Data entries:
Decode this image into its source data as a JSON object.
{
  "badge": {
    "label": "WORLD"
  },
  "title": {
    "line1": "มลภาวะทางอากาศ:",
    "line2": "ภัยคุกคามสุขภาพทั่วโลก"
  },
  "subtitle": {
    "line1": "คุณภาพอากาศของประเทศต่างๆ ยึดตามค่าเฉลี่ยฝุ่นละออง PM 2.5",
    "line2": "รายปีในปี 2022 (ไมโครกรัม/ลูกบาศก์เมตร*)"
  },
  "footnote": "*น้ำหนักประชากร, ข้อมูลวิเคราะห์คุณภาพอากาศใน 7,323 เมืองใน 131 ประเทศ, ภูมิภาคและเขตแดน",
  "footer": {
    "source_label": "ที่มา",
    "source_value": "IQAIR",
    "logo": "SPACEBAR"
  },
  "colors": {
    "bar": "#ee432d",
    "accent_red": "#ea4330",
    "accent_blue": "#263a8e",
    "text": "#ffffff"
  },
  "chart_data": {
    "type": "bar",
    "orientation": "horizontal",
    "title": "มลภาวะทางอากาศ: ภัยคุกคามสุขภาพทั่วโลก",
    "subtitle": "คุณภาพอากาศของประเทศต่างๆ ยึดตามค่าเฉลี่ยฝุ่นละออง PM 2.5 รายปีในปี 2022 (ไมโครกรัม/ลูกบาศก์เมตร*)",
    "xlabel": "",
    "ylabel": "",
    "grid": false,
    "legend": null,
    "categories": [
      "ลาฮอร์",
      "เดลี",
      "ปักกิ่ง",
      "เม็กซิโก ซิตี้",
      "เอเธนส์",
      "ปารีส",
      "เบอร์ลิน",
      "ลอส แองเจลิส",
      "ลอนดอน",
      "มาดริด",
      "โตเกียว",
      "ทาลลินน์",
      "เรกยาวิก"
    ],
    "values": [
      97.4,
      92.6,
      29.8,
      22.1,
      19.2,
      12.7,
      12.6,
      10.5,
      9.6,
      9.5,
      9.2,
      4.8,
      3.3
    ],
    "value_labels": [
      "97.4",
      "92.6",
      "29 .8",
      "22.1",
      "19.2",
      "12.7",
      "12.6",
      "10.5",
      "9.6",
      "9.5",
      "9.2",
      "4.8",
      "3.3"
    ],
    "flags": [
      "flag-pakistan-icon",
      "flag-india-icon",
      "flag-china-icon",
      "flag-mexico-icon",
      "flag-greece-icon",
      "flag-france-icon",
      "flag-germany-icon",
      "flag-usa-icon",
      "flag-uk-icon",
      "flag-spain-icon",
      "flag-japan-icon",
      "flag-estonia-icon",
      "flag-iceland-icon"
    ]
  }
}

[YOUR OBJECTIVE]
Find all lines with "ณภาพอากาศของประเทศต" in them and copy each one.

[FINISHED TASK]
    "line1": "คุณภาพอากาศของประเทศต่างๆ ยึดตามค่าเฉลี่ยฝุ่นละออง PM 2.5",
    "subtitle": "คุณภาพอากาศของประเทศต่างๆ ยึดตามค่าเฉลี่ยฝุ่นละออง PM 2.5 รายปีในปี 2022 (ไมโครกรัม/ลูกบาศก์เมตร*)",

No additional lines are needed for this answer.